**EXERCISE BRIEF:**
Omit every picture, then give all the entries again exactly.

**PROVIDED RECORDS:**
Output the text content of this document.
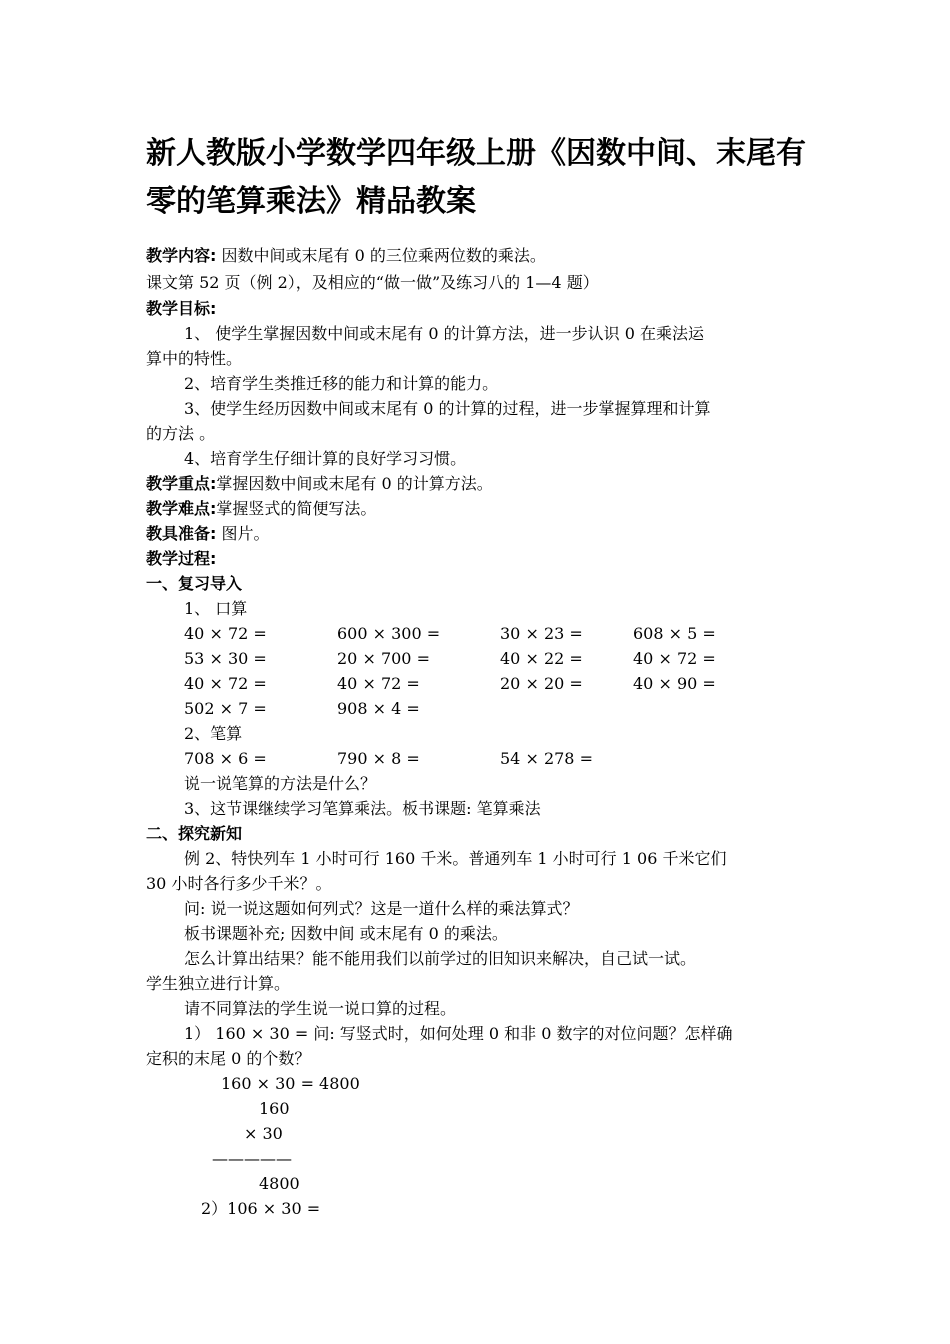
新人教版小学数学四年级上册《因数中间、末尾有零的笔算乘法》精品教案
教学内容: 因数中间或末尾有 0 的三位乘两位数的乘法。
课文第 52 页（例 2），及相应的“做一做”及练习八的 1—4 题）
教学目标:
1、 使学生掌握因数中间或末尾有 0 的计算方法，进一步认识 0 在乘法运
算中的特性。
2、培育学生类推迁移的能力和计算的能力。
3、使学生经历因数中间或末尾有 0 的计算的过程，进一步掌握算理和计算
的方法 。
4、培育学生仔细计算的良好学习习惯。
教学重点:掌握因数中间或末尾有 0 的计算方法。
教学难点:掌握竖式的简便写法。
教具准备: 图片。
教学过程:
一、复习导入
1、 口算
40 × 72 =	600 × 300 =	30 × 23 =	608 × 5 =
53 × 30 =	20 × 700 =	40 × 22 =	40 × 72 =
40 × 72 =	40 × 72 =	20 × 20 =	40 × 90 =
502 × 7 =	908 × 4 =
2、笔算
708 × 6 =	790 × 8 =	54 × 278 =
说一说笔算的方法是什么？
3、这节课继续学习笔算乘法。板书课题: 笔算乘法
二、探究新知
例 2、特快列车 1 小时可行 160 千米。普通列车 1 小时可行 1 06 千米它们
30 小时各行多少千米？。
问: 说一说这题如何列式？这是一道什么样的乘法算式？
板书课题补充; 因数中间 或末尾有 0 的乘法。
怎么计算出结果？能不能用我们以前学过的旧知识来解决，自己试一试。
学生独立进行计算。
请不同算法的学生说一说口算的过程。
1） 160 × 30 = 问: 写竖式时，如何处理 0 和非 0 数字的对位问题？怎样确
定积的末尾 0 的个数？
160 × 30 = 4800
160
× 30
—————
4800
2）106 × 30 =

**ANSWER FOR THE TASK:**
Output the text content of this document.
新人教版小学数学四年级上册《因数中间、末尾有零的笔算乘法》精品教案
教学内容: 因数中间或末尾有 0 的三位乘两位数的乘法。
课文第 52 页（例 2），及相应的“做一做”及练习八的 1—4 题）
教学目标:
1、 使学生掌握因数中间或末尾有 0 的计算方法，进一步认识 0 在乘法运
算中的特性。
2、培育学生类推迁移的能力和计算的能力。
3、使学生经历因数中间或末尾有 0 的计算的过程，进一步掌握算理和计算
的方法 。
4、培育学生仔细计算的良好学习习惯。
教学重点:掌握因数中间或末尾有 0 的计算方法。
教学难点:掌握竖式的简便写法。
教具准备: 图片。
教学过程:
一、复习导入
1、 口算
40 × 72 =	600 × 300 =	30 × 23 =	608 × 5 =
53 × 30 =	20 × 700 =	40 × 22 =	40 × 72 =
40 × 72 =	40 × 72 =	20 × 20 =	40 × 90 =
502 × 7 =	908 × 4 =
2、笔算
708 × 6 =	790 × 8 =	54 × 278 =
说一说笔算的方法是什么？
3、这节课继续学习笔算乘法。板书课题: 笔算乘法
二、探究新知
例 2、特快列车 1 小时可行 160 千米。普通列车 1 小时可行 1 06 千米它们
30 小时各行多少千米？。
问: 说一说这题如何列式？这是一道什么样的乘法算式？
板书课题补充; 因数中间 或末尾有 0 的乘法。
怎么计算出结果？能不能用我们以前学过的旧知识来解决，自己试一试。
学生独立进行计算。
请不同算法的学生说一说口算的过程。
1） 160 × 30 = 问: 写竖式时，如何处理 0 和非 0 数字的对位问题？怎样确
定积的末尾 0 的个数？
160 × 30 = 4800
160
× 30
—————
4800
2）106 × 30 =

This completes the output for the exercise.